> REQUIRED WORK
The listing below should be written out exactly; please include all of it.

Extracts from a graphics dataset

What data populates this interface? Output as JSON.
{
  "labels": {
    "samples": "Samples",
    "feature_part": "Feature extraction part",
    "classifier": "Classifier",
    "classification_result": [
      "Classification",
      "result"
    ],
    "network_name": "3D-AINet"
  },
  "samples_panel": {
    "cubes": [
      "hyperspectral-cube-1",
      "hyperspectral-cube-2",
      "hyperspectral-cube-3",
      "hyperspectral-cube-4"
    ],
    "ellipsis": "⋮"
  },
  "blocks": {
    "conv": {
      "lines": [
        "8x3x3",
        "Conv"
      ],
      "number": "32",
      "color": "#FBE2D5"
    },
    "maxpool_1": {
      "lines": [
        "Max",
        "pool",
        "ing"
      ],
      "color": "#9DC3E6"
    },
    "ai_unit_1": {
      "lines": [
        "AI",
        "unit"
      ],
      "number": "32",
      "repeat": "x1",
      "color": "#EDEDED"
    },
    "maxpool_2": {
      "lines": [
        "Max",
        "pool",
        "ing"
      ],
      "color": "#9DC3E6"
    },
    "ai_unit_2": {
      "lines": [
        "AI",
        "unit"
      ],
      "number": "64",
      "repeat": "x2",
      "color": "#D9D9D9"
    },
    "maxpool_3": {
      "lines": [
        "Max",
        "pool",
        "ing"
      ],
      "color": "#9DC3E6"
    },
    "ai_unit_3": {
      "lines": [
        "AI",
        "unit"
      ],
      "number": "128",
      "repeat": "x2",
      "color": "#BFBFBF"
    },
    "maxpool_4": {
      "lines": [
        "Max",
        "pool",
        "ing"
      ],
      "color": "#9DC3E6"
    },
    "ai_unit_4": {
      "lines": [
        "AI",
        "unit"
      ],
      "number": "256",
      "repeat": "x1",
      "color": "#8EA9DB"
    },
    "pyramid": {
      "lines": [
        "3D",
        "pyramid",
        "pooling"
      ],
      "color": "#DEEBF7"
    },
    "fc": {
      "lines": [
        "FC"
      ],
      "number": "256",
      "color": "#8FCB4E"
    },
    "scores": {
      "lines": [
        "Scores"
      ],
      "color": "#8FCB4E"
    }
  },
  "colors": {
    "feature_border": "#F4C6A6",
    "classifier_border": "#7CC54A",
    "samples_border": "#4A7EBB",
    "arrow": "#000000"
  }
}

> RESPONSE TO THIS TASK
What data populates this interface? Output as JSON.
{
  "labels": {
    "samples": "Samples",
    "feature_part": "Feature extraction part",
    "classifier": "Classifier",
    "classification_result": [
      "Classification",
      "result"
    ],
    "network_name": "3D-AINet"
  },
  "samples_panel": {
    "cubes": [
      "hyperspectral-cube-1",
      "hyperspectral-cube-2",
      "hyperspectral-cube-3",
      "hyperspectral-cube-4"
    ],
    "ellipsis": "⋮"
  },
  "blocks": {
    "conv": {
      "lines": [
        "8x3x3",
        "Conv"
      ],
      "number": "32",
      "color": "#FBE2D5"
    },
    "maxpool_1": {
      "lines": [
        "Max",
        "pool",
        "ing"
      ],
      "color": "#9DC3E6"
    },
    "ai_unit_1": {
      "lines": [
        "AI",
        "unit"
      ],
      "number": "32",
      "repeat": "x1",
      "color": "#EDEDED"
    },
    "maxpool_2": {
      "lines": [
        "Max",
        "pool",
        "ing"
      ],
      "color": "#9DC3E6"
    },
    "ai_unit_2": {
      "lines": [
        "AI",
        "unit"
      ],
      "number": "64",
      "repeat": "x2",
      "color": "#D9D9D9"
    },
    "maxpool_3": {
      "lines": [
        "Max",
        "pool",
        "ing"
      ],
      "color": "#9DC3E6"
    },
    "ai_unit_3": {
      "lines": [
        "AI",
        "unit"
      ],
      "number": "128",
      "repeat": "x2",
      "color": "#BFBFBF"
    },
    "maxpool_4": {
      "lines": [
        "Max",
        "pool",
        "ing"
      ],
      "color": "#9DC3E6"
    },
    "ai_unit_4": {
      "lines": [
        "AI",
        "unit"
      ],
      "number": "256",
      "repeat": "x1",
      "color": "#8EA9DB"
    },
    "pyramid": {
      "lines": [
        "3D",
        "pyramid",
        "pooling"
      ],
      "color": "#DEEBF7"
    },
    "fc": {
      "lines": [
        "FC"
      ],
      "number": "256",
      "color": "#8FCB4E"
    },
    "scores": {
      "lines": [
        "Scores"
      ],
      "color": "#8FCB4E"
    }
  },
  "colors": {
    "feature_border": "#F4C6A6",
    "classifier_border": "#7CC54A",
    "samples_border": "#4A7EBB",
    "arrow": "#000000"
  }
}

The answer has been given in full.